## Set problem
Extract all records. Keep each one exact.

## Data records
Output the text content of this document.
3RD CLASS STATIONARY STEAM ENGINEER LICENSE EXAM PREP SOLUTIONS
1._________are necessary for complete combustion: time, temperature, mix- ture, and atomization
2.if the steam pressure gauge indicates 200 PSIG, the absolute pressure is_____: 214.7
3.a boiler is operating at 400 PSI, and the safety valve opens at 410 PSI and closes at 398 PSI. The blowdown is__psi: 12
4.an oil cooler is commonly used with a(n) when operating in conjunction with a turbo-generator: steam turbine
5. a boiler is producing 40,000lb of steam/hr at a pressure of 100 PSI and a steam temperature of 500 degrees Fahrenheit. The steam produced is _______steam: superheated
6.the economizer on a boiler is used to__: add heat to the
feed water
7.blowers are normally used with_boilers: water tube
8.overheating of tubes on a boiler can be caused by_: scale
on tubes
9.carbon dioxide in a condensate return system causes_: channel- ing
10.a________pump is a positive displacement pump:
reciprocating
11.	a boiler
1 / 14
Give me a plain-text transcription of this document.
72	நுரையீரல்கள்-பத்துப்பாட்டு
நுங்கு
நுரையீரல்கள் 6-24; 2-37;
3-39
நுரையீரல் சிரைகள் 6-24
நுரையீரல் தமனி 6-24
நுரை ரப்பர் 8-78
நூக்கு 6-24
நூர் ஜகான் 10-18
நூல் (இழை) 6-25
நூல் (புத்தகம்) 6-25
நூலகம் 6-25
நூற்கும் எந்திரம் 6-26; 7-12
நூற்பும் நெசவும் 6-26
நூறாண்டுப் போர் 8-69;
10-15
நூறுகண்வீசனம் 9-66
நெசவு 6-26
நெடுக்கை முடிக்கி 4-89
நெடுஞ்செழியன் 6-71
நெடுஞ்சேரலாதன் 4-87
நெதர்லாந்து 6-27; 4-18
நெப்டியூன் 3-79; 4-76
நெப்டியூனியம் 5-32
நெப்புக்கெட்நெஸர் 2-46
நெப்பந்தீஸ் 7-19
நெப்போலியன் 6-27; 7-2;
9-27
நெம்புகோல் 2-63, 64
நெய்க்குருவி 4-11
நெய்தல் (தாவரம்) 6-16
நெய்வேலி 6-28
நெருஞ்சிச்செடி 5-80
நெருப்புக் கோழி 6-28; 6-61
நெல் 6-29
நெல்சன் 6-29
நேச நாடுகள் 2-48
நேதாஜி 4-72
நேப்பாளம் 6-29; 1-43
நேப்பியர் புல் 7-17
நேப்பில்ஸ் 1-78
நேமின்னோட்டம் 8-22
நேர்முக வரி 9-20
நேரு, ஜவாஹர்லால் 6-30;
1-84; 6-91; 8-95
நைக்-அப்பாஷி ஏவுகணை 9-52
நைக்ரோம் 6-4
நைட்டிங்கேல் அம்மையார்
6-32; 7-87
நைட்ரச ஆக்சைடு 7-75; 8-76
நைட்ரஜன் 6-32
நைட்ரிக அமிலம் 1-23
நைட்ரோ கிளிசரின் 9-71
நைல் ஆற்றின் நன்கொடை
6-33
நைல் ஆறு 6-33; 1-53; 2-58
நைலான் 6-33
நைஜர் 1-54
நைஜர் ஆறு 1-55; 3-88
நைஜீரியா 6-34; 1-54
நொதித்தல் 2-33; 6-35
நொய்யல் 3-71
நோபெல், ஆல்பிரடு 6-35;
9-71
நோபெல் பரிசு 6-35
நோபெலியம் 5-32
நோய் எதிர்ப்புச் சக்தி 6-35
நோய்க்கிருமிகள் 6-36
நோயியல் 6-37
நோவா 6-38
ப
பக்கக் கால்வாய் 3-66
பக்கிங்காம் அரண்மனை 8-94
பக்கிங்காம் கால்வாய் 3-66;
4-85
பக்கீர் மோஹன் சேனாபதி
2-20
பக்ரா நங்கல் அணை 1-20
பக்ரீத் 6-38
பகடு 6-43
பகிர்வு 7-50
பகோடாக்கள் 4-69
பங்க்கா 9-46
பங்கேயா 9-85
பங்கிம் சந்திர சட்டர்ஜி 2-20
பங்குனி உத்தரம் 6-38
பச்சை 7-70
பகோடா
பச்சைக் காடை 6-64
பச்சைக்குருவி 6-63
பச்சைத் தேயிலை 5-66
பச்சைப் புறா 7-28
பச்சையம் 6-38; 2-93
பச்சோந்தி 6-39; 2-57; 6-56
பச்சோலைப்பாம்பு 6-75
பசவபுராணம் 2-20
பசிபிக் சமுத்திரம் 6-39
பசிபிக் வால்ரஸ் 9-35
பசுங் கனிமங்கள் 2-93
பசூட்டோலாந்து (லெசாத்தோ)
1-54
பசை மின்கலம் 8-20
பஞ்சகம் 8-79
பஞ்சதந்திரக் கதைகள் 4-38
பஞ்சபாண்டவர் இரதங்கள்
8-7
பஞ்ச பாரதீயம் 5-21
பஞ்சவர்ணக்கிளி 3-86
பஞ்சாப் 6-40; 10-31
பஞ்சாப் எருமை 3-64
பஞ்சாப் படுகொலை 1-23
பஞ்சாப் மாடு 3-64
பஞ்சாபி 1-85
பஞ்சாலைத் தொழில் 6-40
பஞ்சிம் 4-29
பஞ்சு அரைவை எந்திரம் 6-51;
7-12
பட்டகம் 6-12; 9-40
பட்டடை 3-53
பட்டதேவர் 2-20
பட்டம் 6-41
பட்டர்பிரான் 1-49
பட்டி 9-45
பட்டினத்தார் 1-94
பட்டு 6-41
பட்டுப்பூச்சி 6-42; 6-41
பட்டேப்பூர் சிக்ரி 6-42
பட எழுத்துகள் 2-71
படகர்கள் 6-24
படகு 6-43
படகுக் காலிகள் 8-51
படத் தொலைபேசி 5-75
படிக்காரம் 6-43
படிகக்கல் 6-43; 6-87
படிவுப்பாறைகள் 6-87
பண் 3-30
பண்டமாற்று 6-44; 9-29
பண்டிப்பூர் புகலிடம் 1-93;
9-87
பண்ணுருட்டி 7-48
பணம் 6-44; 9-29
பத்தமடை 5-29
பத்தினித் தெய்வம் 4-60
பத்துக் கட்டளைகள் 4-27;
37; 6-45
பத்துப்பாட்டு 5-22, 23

## Exercise result
Output the text content of this document.
3RD CLASS STATIONARY STEAM ENGINEER LICENSE EXAM PREP SOLUTIONS
1._________are necessary for complete combustion: time, temperature, mix- ture, and atomization
2.if the steam pressure gauge indicates 200 PSIG, the absolute pressure is_____: 214.7
3.a boiler is operating at 400 PSI, and the safety valve opens at 410 PSI and closes at 398 PSI. The blowdown is__psi: 12
4.an oil cooler is commonly used with a(n) when operating in conjunction with a turbo-generator: steam turbine
5. a boiler is producing 40,000lb of steam/hr at a pressure of 100 PSI and a steam temperature of 500 degrees Fahrenheit. The steam produced is _______steam: superheated
6.the economizer on a boiler is used to__: add heat to the
feed water
7.blowers are normally used with_boilers: water tube
8.overheating of tubes on a boiler can be caused by_: scale
on tubes
9.carbon dioxide in a condensate return system causes_: channel- ing
10.a________pump is a positive displacement pump:
reciprocating
11.	a boiler
1 / 14
Give me a plain-text transcription of this document.
72	நுரையீரல்கள்-பத்துப்பாட்டு
நுங்கு
நுரையீரல்கள் 6-24; 2-37;
3-39
நுரையீரல் சிரைகள் 6-24
நுரையீரல் தமனி 6-24
நுரை ரப்பர் 8-78
நூக்கு 6-24
நூர் ஜகான் 10-18
நூல் (இழை) 6-25
நூல் (புத்தகம்) 6-25
நூலகம் 6-25
நூற்கும் எந்திரம் 6-26; 7-12
நூற்பும் நெசவும் 6-26
நூறாண்டுப் போர் 8-69;
10-15
நூறுகண்வீசனம் 9-66
நெசவு 6-26
நெடுக்கை முடிக்கி 4-89
நெடுஞ்செழியன் 6-71
நெடுஞ்சேரலாதன் 4-87
நெதர்லாந்து 6-27; 4-18
நெப்டியூன் 3-79; 4-76
நெப்டியூனியம் 5-32
நெப்புக்கெட்நெஸர் 2-46
நெப்பந்தீஸ் 7-19
நெப்போலியன் 6-27; 7-2;
9-27
நெம்புகோல் 2-63, 64
நெய்க்குருவி 4-11
நெய்தல் (தாவரம்) 6-16
நெய்வேலி 6-28
நெருஞ்சிச்செடி 5-80
நெருப்புக் கோழி 6-28; 6-61
நெல் 6-29
நெல்சன் 6-29
நேச நாடுகள் 2-48
நேதாஜி 4-72
நேப்பாளம் 6-29; 1-43
நேப்பியர் புல் 7-17
நேப்பில்ஸ் 1-78
நேமின்னோட்டம் 8-22
நேர்முக வரி 9-20
நேரு, ஜவாஹர்லால் 6-30;
1-84; 6-91; 8-95
நைக்-அப்பாஷி ஏவுகணை 9-52
நைக்ரோம் 6-4
நைட்டிங்கேல் அம்மையார்
6-32; 7-87
நைட்ரச ஆக்சைடு 7-75; 8-76
நைட்ரஜன் 6-32
நைட்ரிக அமிலம் 1-23
நைட்ரோ கிளிசரின் 9-71
நைல் ஆற்றின் நன்கொடை
6-33
நைல் ஆறு 6-33; 1-53; 2-58
நைலான் 6-33
நைஜர் 1-54
நைஜர் ஆறு 1-55; 3-88
நைஜீரியா 6-34; 1-54
நொதித்தல் 2-33; 6-35
நொய்யல் 3-71
நோபெல், ஆல்பிரடு 6-35;
9-71
நோபெல் பரிசு 6-35
நோபெலியம் 5-32
நோய் எதிர்ப்புச் சக்தி 6-35
நோய்க்கிருமிகள் 6-36
நோயியல் 6-37
நோவா 6-38
ப
பக்கக் கால்வாய் 3-66
பக்கிங்காம் அரண்மனை 8-94
பக்கிங்காம் கால்வாய் 3-66;
4-85
பக்கீர் மோஹன் சேனாபதி
2-20
பக்ரா நங்கல் அணை 1-20
பக்ரீத் 6-38
பகடு 6-43
பகிர்வு 7-50
பகோடாக்கள் 4-69
பங்க்கா 9-46
பங்கேயா 9-85
பங்கிம் சந்திர சட்டர்ஜி 2-20
பங்குனி உத்தரம் 6-38
பச்சை 7-70
பகோடா
பச்சைக் காடை 6-64
பச்சைக்குருவி 6-63
பச்சைத் தேயிலை 5-66
பச்சைப் புறா 7-28
பச்சையம் 6-38; 2-93
பச்சோந்தி 6-39; 2-57; 6-56
பச்சோலைப்பாம்பு 6-75
பசவபுராணம் 2-20
பசிபிக் சமுத்திரம் 6-39
பசிபிக் வால்ரஸ் 9-35
பசுங் கனிமங்கள் 2-93
பசூட்டோலாந்து (லெசாத்தோ)
1-54
பசை மின்கலம் 8-20
பஞ்சகம் 8-79
பஞ்சதந்திரக் கதைகள் 4-38
பஞ்சபாண்டவர் இரதங்கள்
8-7
பஞ்ச பாரதீயம் 5-21
பஞ்சவர்ணக்கிளி 3-86
பஞ்சாப் 6-40; 10-31
பஞ்சாப் எருமை 3-64
பஞ்சாப் படுகொலை 1-23
பஞ்சாப் மாடு 3-64
பஞ்சாபி 1-85
பஞ்சாலைத் தொழில் 6-40
பஞ்சிம் 4-29
பஞ்சு அரைவை எந்திரம் 6-51;
7-12
பட்டகம் 6-12; 9-40
பட்டடை 3-53
பட்டதேவர் 2-20
பட்டம் 6-41
பட்டர்பிரான் 1-49
பட்டி 9-45
பட்டினத்தார் 1-94
பட்டு 6-41
பட்டுப்பூச்சி 6-42; 6-41
பட்டேப்பூர் சிக்ரி 6-42
பட எழுத்துகள் 2-71
படகர்கள் 6-24
படகு 6-43
படகுக் காலிகள் 8-51
படத் தொலைபேசி 5-75
படிக்காரம் 6-43
படிகக்கல் 6-43; 6-87
படிவுப்பாறைகள் 6-87
பண் 3-30
பண்டமாற்று 6-44; 9-29
பண்டிப்பூர் புகலிடம் 1-93;
9-87
பண்ணுருட்டி 7-48
பணம் 6-44; 9-29
பத்தமடை 5-29
பத்தினித் தெய்வம் 4-60
பத்துக் கட்டளைகள் 4-27;
37; 6-45
பத்துப்பாட்டு 5-22, 23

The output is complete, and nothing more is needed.